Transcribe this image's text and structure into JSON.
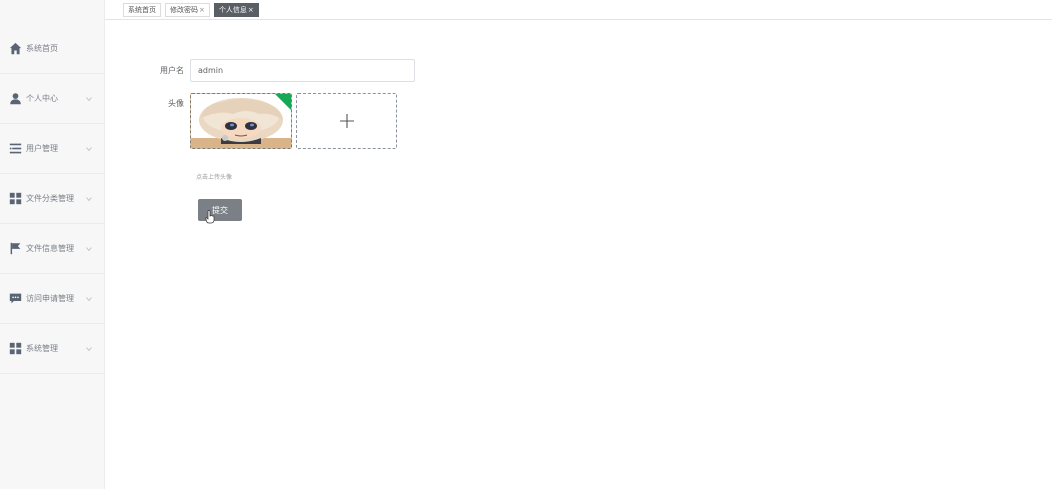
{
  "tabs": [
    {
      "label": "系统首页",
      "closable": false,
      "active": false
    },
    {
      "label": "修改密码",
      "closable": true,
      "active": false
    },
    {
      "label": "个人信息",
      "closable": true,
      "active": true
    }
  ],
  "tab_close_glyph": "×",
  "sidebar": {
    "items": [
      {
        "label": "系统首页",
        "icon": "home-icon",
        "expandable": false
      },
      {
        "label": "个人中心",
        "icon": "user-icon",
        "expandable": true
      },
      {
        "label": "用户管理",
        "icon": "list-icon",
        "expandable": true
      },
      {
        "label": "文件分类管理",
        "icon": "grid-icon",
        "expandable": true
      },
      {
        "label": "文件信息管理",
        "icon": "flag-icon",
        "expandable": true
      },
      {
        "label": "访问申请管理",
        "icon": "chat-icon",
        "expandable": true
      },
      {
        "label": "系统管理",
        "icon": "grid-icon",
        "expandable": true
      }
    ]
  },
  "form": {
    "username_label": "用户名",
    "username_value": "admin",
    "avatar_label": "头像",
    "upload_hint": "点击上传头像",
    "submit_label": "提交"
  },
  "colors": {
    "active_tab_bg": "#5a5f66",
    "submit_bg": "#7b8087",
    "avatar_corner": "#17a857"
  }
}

# SET EXERCISE:
Write out all the entries word for word, but skip any images.

# WRITTEN SOLUTION:
Transcribe this image's text and structure into JSON.
{
  "tabs": [
    {
      "label": "系统首页",
      "closable": false,
      "active": false
    },
    {
      "label": "修改密码",
      "closable": true,
      "active": false
    },
    {
      "label": "个人信息",
      "closable": true,
      "active": true
    }
  ],
  "tab_close_glyph": "×",
  "sidebar": {
    "items": [
      {
        "label": "系统首页",
        "icon": "home-icon",
        "expandable": false
      },
      {
        "label": "个人中心",
        "icon": "user-icon",
        "expandable": true
      },
      {
        "label": "用户管理",
        "icon": "list-icon",
        "expandable": true
      },
      {
        "label": "文件分类管理",
        "icon": "grid-icon",
        "expandable": true
      },
      {
        "label": "文件信息管理",
        "icon": "flag-icon",
        "expandable": true
      },
      {
        "label": "访问申请管理",
        "icon": "chat-icon",
        "expandable": true
      },
      {
        "label": "系统管理",
        "icon": "grid-icon",
        "expandable": true
      }
    ]
  },
  "form": {
    "username_label": "用户名",
    "username_value": "admin",
    "avatar_label": "头像",
    "upload_hint": "点击上传头像",
    "submit_label": "提交"
  },
  "colors": {
    "active_tab_bg": "#5a5f66",
    "submit_bg": "#7b8087",
    "avatar_corner": "#17a857"
  }
}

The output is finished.